== TRECHO DO TEXTO ==

Rousseau e o Romantismo - Final - O Contrato Social
O estudante das obras de Rousseau não deixa de perceber que há um encadeamento entre as mesmas. Para o filósofo, os assuntos políticos, religiosos e artísticos são tópicos de único sistema e, por isso, a sua Filosofia deve ser vista como um todo, apenas dividido em segmentos para melhor exposição das questões.
Assim sendo, observa-se que os princípios políticos que ele defendeu já permeavam toda a sua sistemática antes de serem enfocados, com mais profundidade, em uma de suas obras mais celebradas, O Contrato Social. É o que ocorre, por exemplo, em Emilio, que traz em seus capítulos derradeiros várias questões de Estado e de Governo.
Rousseau inicia o Contrato Social propondo o debate sobre as seguintes questões:
1. O que compele um homem a obedecer a outro homem?
2. Com que Direito um homem exerce autoridade sobre outro homem?

===
== ENTRADAS FORNECIDAS ==

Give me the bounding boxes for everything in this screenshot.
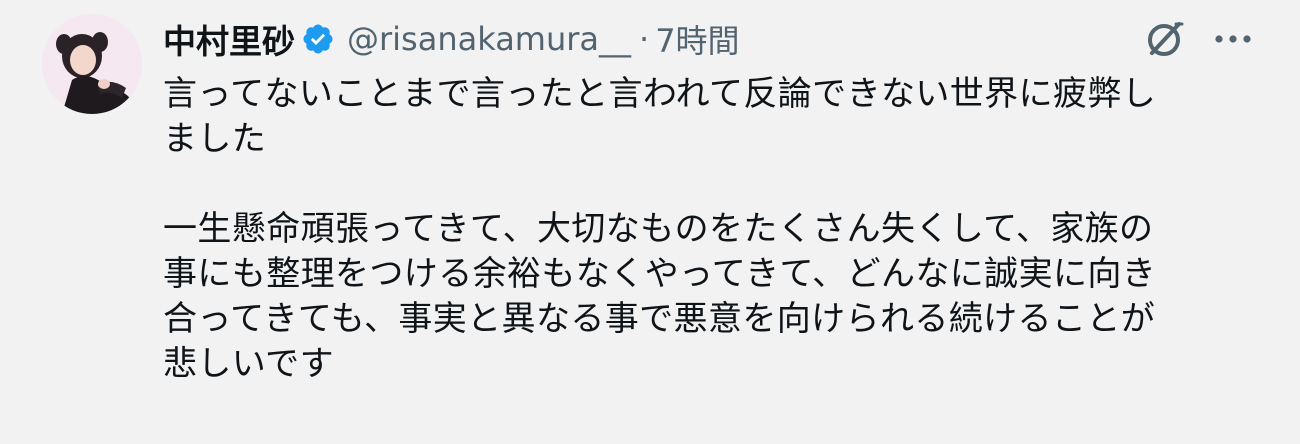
tweet-text: 言ってないことまで言ったと言われて反論できない世界に疲弊し ました 一生懸命頑張… xyxy=(163,74,1157,384)
avatar[interactable] xyxy=(42,14,142,114)
more-options-icon[interactable] xyxy=(1212,24,1254,54)
tweet[interactable]: 中村里砂 @risanakamura__ · 7時間 言ってないことまで言ったと… xyxy=(0,0,1300,444)
verified-badge-icon xyxy=(301,22,335,56)
handle[interactable]: @risanakamura__ xyxy=(347,20,631,58)
grok-icon[interactable] xyxy=(1143,17,1187,61)
timestamp[interactable]: 7時間 xyxy=(655,16,739,62)
tweet-header: 中村里砂 @risanakamura__ · 7時間 xyxy=(163,16,740,62)
separator-dot: · xyxy=(639,20,650,58)
display-name[interactable]: 中村里砂 xyxy=(163,15,295,63)
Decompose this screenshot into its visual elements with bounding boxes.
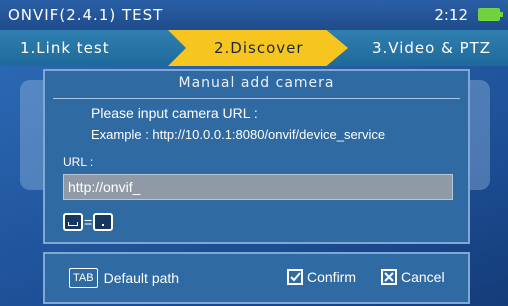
dialog-title: Manual add camera bbox=[178, 75, 335, 91]
divider bbox=[53, 98, 460, 99]
clock: 2:12 bbox=[434, 6, 468, 24]
confirm-label: Confirm bbox=[307, 269, 357, 286]
space-key-icon bbox=[63, 213, 83, 231]
tab-key-icon: TAB bbox=[69, 268, 98, 288]
dot-key-icon bbox=[93, 213, 114, 231]
url-label: URL : bbox=[63, 155, 94, 169]
manual-add-dialog: Manual add camera Please input camera UR… bbox=[43, 69, 470, 244]
default-path-button[interactable]: TAB Default path bbox=[69, 268, 179, 290]
dialog-footer: TAB Default path Confirm Cancel bbox=[43, 252, 470, 304]
step-nav: 1.Link test 2.Discover 3.Video & PTZ bbox=[0, 30, 508, 66]
status-bar: ONVIF(2.4.1) TEST 2:12 bbox=[0, 0, 508, 30]
battery-icon bbox=[478, 8, 503, 21]
app-title: ONVIF(2.4.1) TEST bbox=[8, 6, 164, 24]
step-link-test[interactable]: 1.Link test bbox=[20, 30, 110, 66]
cancel-button[interactable]: Cancel bbox=[381, 268, 445, 290]
step-discover[interactable]: 2.Discover bbox=[214, 30, 304, 66]
default-path-label: Default path bbox=[103, 270, 180, 286]
step-video-ptz[interactable]: 3.Video & PTZ bbox=[372, 30, 491, 66]
close-icon bbox=[381, 269, 397, 286]
url-input[interactable] bbox=[63, 174, 453, 200]
equals-sign: = bbox=[84, 214, 93, 230]
example-text: Example : http://10.0.0.1:8080/onvif/dev… bbox=[91, 127, 386, 142]
checkmark-icon bbox=[287, 269, 303, 286]
confirm-button[interactable]: Confirm bbox=[287, 268, 356, 290]
key-hint: = bbox=[63, 213, 114, 231]
instruction-text: Please input camera URL : bbox=[91, 105, 258, 121]
cancel-label: Cancel bbox=[401, 269, 445, 286]
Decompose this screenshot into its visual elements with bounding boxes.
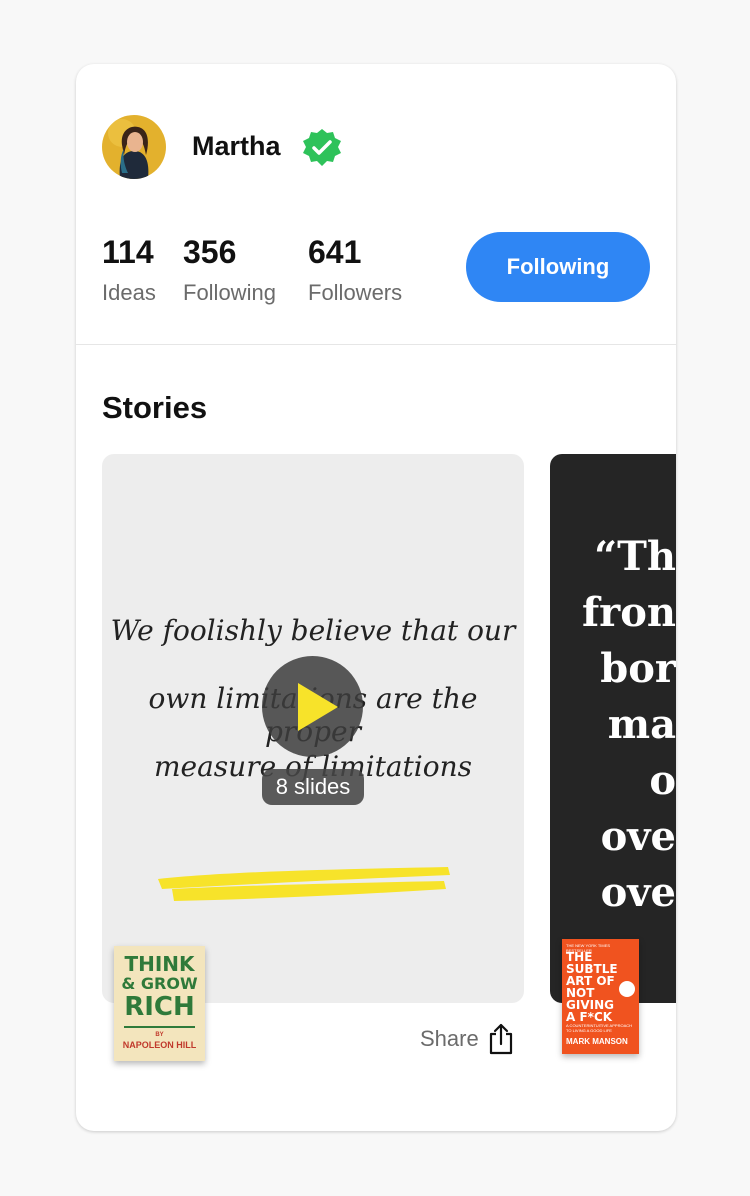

===

### TAREFAS A REALIZAR
a: Copie o texto sobre Rousseau de "Assim sendo, observa-se" até "a outro homem?", sem alterar nada.
b: Enumere os tipos de assuntos que, segundo o texto sobre Rousseau, o filósofo trata como tópicos de um único sistema.
Os itens não têm nenhum papel nesta atividade.

### RESULTADOS POR TAREFA
a:
Assim sendo, observa-se que os princípios políticos que ele defendeu já permeavam toda a sua sistemática antes de serem enfocados, com mais profundidade, em uma de suas obras mais celebradas, O Contrato Social. É o que ocorre, por exemplo, em Emilio, que traz em seus capítulos derradeiros várias questões de Estado e de Governo.
Rousseau inicia o Contrato Social propondo o debate sobre as seguintes questões:
1. O que compele um homem a obedecer a outro homem?

b: Políticos, religiosos e artísticos.